--- What the task requires ---
Produce a word-for-word copy of the listing below without its pictures.

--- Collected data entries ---
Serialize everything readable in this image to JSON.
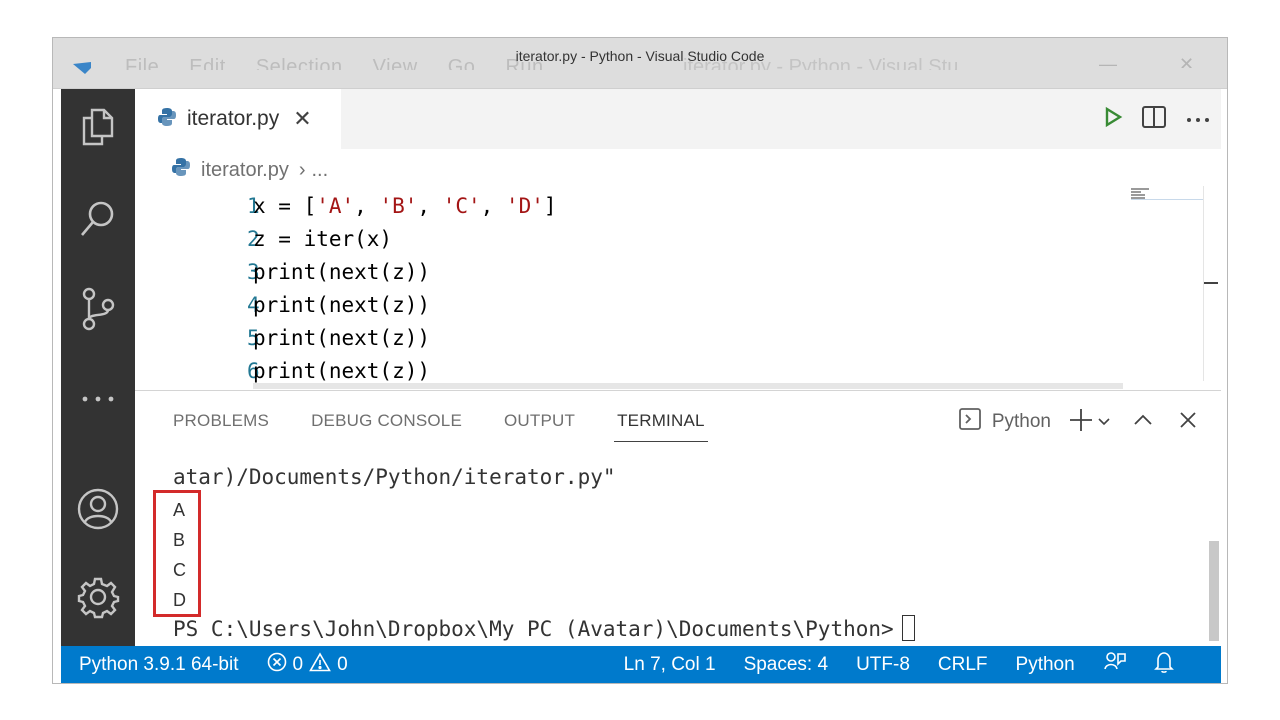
{
  "window": {
    "title": "iterator.py - Python - Visual Studio Code",
    "ghost_menu": [
      "File",
      "Edit",
      "Selection",
      "View",
      "Go",
      "Run"
    ],
    "ghost_title": "iterator.py - Python - Visual Stu..."
  },
  "tab": {
    "label": "iterator.py",
    "close_glyph": "✕"
  },
  "breadcrumb": {
    "file": "iterator.py",
    "separator": "›",
    "rest": "..."
  },
  "code_lines": [
    {
      "num": "1",
      "parts": [
        "x = [",
        "'A'",
        ", ",
        "'B'",
        ", ",
        "'C'",
        ", ",
        "'D'",
        "]"
      ]
    },
    {
      "num": "2",
      "text": "z = iter(x)"
    },
    {
      "num": "3",
      "text": "print(next(z))"
    },
    {
      "num": "4",
      "text": "print(next(z))"
    },
    {
      "num": "5",
      "text": "print(next(z))"
    },
    {
      "num": "6",
      "text": "print(next(z))"
    }
  ],
  "panel": {
    "tabs": [
      "PROBLEMS",
      "DEBUG CONSOLE",
      "OUTPUT",
      "TERMINAL"
    ],
    "active_tab": "TERMINAL",
    "terminal_selector": "Python"
  },
  "terminal": {
    "path_line": "atar)/Documents/Python/iterator.py\"",
    "outputs": [
      "A",
      "B",
      "C",
      "D"
    ],
    "prompt": "PS C:\\Users\\John\\Dropbox\\My PC (Avatar)\\Documents\\Python>"
  },
  "statusbar": {
    "interpreter": "Python 3.9.1 64-bit",
    "errors": "0",
    "warnings": "0",
    "position": "Ln 7, Col 1",
    "spaces": "Spaces: 4",
    "encoding": "UTF-8",
    "eol": "CRLF",
    "language": "Python"
  },
  "colors": {
    "activity_bar": "#333333",
    "status_bar": "#007acc",
    "highlight": "#d32a2a",
    "string": "#a31515",
    "line_number": "#237893",
    "run": "#388a34"
  }
}
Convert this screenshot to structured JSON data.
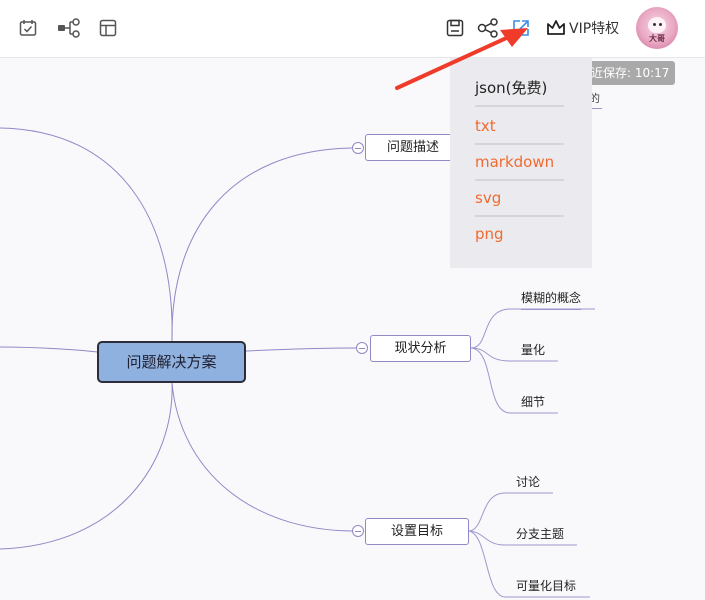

--- Task solution ---
Serialize everything readable in this image to JSON.
{
  "window": {
    "title": "iterator.py - Python - Visual Studio Code",
    "ghost_menu": [
      "File",
      "Edit",
      "Selection",
      "View",
      "Go",
      "Run"
    ],
    "ghost_title": "iterator.py - Python - Visual Stu..."
  },
  "tab": {
    "label": "iterator.py",
    "close_glyph": "✕"
  },
  "breadcrumb": {
    "file": "iterator.py",
    "separator": "›",
    "rest": "..."
  },
  "code_lines": [
    {
      "num": "1",
      "parts": [
        "x = [",
        "'A'",
        ", ",
        "'B'",
        ", ",
        "'C'",
        ", ",
        "'D'",
        "]"
      ]
    },
    {
      "num": "2",
      "text": "z = iter(x)"
    },
    {
      "num": "3",
      "text": "print(next(z))"
    },
    {
      "num": "4",
      "text": "print(next(z))"
    },
    {
      "num": "5",
      "text": "print(next(z))"
    },
    {
      "num": "6",
      "text": "print(next(z))"
    }
  ],
  "panel": {
    "tabs": [
      "PROBLEMS",
      "DEBUG CONSOLE",
      "OUTPUT",
      "TERMINAL"
    ],
    "active_tab": "TERMINAL",
    "terminal_selector": "Python"
  },
  "terminal": {
    "path_line": "atar)/Documents/Python/iterator.py\"",
    "outputs": [
      "A",
      "B",
      "C",
      "D"
    ],
    "prompt": "PS C:\\Users\\John\\Dropbox\\My PC (Avatar)\\Documents\\Python>"
  },
  "statusbar": {
    "interpreter": "Python 3.9.1 64-bit",
    "errors": "0",
    "warnings": "0",
    "position": "Ln 7, Col 1",
    "spaces": "Spaces: 4",
    "encoding": "UTF-8",
    "eol": "CRLF",
    "language": "Python"
  },
  "colors": {
    "activity_bar": "#333333",
    "status_bar": "#007acc",
    "highlight": "#d32a2a",
    "string": "#a31515",
    "line_number": "#237893",
    "run": "#388a34"
  }
}
Convert this screenshot to structured JSON data.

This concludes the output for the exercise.